* EXCERPT:
+ + +
Telegram App Vuln Recorded Anything MacOS Users Pasted - Aelinsaar
http://arstechnica.com/security/2016/07/telegram-messenger-app-macos-bug/
======
skue
Wow. Shipping an extra NSLog statement in a privacy-focused app is an
embarrassing mistake, but the response[1] from Pavel, Telegram's founder/CEO,
should be the real story:

> @k_firsov This applies only to texts that were copy-pasted from clipboard,
> and such texts are open to all other Mac apps anyway (1).

> (2)... AppStore apps can NOT access syslog (starting 10.12 also true for
> unsigned apps). But ANY app can read your clipboard.

> (3)... AppStore apps are sandboxed and can only WRITE to syslog, not READ it

> (4)... Malware apps are unsigned/not from AppStore and so, of course, are
> not sandboxed. But it'd be a game over scenario.

> ...(5) So while copy-paste can not be secure anyway, I see such logging in
> the stable release redundant and will see it gone.
+ + +
Continue the discussion thread about the Telegram macOS logging bug, starting right after its last line. You don't need the rows after this text.
+ + +
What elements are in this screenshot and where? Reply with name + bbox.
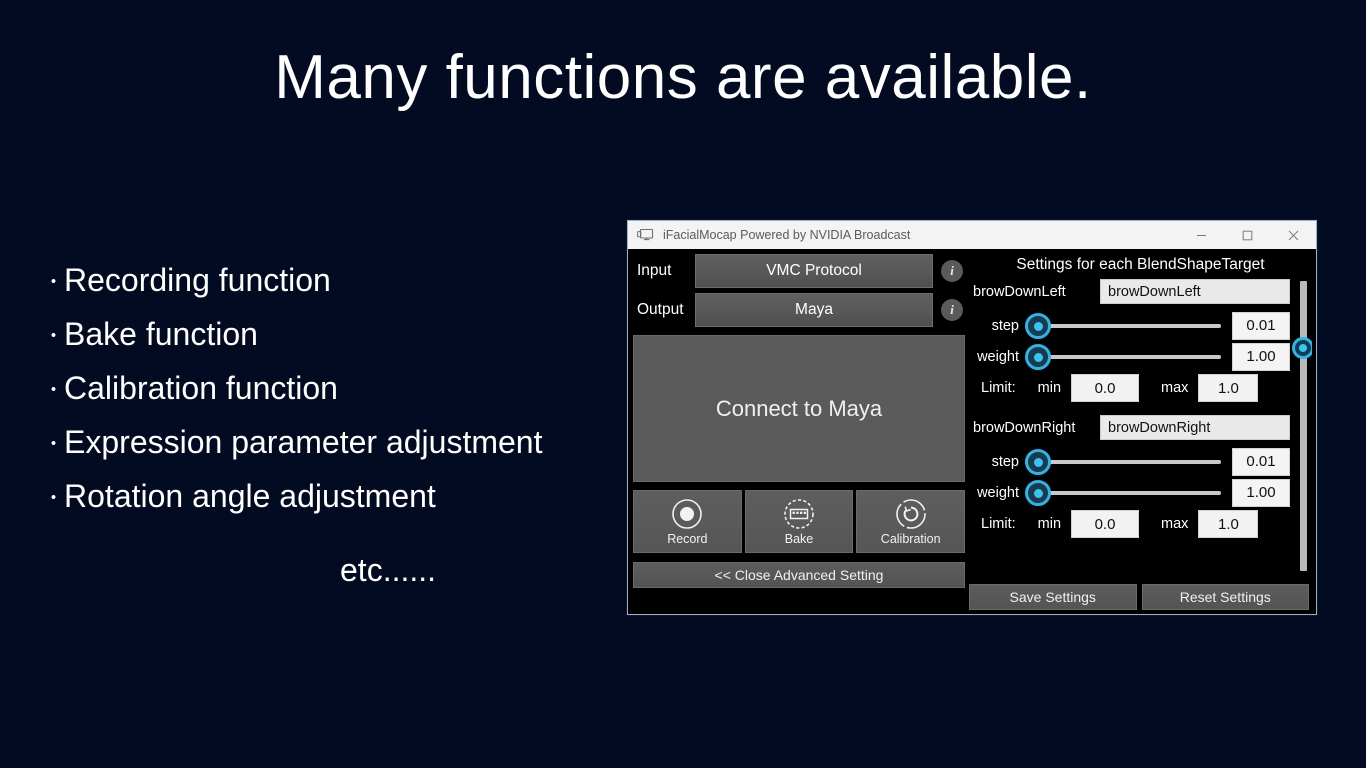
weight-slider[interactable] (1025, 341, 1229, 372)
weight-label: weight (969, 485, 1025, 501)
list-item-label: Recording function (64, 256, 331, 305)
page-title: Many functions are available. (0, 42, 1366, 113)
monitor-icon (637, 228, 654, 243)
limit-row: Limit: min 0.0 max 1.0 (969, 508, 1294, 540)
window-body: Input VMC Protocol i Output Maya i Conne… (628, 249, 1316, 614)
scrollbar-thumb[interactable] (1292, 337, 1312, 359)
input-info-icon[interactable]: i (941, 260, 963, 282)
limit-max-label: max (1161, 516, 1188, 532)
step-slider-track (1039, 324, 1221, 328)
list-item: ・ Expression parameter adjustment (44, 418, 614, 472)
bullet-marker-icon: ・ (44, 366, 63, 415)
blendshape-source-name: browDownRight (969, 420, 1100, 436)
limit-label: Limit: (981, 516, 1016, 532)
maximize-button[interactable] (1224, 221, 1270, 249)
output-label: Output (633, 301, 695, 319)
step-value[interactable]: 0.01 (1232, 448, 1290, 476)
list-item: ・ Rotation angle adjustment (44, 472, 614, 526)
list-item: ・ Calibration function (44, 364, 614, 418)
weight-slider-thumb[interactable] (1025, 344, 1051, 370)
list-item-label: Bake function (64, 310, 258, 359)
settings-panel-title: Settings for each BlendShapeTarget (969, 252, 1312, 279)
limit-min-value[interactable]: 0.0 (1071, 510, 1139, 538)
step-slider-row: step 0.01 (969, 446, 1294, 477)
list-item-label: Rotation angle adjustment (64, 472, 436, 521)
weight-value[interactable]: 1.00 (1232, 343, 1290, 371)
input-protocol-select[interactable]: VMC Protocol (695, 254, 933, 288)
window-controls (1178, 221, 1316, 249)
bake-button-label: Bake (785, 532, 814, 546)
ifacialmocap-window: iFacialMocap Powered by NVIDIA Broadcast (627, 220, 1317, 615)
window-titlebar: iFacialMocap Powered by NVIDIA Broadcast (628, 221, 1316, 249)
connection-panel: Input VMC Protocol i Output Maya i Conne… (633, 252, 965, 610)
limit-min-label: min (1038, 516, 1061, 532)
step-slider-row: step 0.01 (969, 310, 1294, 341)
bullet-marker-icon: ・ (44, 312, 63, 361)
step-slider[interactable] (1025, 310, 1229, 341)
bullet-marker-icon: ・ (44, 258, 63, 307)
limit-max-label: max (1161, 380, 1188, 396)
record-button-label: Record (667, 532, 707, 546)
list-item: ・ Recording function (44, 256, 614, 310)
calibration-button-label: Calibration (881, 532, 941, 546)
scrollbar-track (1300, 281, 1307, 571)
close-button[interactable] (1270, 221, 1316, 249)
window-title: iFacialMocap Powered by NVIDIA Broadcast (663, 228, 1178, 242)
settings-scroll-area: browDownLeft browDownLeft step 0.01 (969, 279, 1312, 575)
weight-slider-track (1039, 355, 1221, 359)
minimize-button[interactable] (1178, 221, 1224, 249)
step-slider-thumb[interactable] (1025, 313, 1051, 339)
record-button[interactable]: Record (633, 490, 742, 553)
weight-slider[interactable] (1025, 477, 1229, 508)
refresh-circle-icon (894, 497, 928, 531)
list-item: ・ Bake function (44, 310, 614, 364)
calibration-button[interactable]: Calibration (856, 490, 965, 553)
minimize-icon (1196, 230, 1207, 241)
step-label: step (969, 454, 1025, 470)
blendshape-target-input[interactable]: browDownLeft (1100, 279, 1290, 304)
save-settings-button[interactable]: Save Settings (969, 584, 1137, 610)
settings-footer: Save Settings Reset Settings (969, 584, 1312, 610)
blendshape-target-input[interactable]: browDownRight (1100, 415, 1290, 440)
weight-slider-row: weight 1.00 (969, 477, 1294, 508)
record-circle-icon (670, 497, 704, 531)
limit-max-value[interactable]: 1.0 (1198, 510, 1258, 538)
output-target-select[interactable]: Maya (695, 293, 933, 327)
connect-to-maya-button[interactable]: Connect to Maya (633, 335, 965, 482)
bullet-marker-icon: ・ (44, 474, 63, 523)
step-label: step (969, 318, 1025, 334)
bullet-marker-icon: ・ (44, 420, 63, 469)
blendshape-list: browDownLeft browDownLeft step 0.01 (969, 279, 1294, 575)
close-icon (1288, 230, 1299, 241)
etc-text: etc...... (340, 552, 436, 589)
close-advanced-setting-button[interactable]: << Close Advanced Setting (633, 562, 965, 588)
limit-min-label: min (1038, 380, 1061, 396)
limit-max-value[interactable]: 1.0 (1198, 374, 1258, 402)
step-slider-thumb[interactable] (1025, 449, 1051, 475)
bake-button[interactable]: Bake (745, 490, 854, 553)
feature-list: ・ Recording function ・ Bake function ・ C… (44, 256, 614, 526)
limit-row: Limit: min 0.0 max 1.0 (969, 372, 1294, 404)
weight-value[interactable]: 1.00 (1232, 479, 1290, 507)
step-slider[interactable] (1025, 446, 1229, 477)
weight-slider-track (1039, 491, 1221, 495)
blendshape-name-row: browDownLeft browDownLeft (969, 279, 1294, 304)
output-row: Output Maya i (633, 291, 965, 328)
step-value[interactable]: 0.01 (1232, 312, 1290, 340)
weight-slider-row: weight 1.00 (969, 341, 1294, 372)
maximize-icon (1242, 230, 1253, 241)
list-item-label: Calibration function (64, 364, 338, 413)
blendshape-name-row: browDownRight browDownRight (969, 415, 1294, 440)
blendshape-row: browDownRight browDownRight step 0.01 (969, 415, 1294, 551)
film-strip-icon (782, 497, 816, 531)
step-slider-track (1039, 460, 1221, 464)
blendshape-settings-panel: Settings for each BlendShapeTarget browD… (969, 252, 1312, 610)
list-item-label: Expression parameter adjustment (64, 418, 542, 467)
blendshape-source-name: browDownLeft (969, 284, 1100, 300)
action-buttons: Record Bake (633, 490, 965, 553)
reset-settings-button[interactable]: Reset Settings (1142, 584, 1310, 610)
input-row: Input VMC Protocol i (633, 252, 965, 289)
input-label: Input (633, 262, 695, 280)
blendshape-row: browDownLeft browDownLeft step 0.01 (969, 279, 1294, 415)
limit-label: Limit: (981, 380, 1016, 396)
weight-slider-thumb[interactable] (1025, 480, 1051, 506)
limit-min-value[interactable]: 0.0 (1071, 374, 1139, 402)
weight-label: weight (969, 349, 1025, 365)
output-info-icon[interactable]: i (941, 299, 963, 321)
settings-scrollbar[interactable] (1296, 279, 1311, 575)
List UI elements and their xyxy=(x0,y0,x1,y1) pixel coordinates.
+ + +
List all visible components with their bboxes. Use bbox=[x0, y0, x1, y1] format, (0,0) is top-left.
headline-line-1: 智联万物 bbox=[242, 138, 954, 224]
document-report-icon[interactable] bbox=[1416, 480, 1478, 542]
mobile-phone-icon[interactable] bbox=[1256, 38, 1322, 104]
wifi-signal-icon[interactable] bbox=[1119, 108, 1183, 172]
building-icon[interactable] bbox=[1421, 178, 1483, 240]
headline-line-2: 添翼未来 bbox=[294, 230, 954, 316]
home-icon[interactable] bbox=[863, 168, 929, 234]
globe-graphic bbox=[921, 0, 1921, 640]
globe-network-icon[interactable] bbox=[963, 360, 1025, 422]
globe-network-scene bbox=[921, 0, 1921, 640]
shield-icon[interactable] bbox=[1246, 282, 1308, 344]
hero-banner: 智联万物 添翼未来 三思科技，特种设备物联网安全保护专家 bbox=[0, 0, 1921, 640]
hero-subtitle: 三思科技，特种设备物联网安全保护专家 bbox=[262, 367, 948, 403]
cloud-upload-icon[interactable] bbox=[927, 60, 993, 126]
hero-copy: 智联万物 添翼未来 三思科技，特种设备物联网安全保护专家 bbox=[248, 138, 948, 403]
+ + +
* TASK RESPONSE:
> ...(6) However, if you find anything really serious, let us know at
> security@telegram.org to claim your potential bounty. Thanks.

Basically, he's saying this isn't a problem because other App Store apps
shouldn't be able to read syslog, and any malicious app already present on the
machine could be reading the clipboard in real time. But he willfully ignores
the fact that by saving clipboard data to the syslog, it can be accessed much
later by a non-App Store app or someone with possession of the machine.

[1]
[https://mobile.twitter.com/k_firsov/status/75687561187282124...](https://mobile.twitter.com/k_firsov/status/756875611872821248)